EXERCISE AIM.
For the listing underneath, give the count of lines containing the string "Quantidade" and nothing further.

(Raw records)
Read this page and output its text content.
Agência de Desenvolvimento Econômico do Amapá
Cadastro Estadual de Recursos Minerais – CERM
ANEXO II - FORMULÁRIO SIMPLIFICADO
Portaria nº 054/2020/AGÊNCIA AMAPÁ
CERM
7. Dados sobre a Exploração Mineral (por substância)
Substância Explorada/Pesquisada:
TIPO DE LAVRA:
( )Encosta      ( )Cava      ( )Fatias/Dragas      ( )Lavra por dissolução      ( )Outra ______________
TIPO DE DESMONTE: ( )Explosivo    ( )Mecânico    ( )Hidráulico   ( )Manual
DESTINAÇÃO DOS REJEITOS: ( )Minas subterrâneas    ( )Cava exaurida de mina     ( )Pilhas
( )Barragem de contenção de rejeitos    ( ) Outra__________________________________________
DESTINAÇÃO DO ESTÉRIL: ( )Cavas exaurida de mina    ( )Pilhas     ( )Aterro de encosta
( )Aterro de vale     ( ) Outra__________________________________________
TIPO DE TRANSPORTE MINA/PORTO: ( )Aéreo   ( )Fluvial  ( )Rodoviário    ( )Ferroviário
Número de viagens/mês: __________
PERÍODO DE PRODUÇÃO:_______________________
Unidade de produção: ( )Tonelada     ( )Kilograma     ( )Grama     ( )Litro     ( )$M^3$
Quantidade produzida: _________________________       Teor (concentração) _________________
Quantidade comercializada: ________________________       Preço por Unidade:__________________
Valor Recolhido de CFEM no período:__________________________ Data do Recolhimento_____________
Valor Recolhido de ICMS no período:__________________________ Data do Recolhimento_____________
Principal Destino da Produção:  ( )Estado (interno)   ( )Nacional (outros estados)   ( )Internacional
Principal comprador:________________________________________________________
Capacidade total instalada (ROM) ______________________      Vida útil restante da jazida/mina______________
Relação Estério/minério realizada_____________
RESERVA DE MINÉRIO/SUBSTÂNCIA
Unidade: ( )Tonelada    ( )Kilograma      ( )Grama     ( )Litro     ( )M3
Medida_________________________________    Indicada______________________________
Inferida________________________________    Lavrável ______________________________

EXERCISE OUTPUT.
2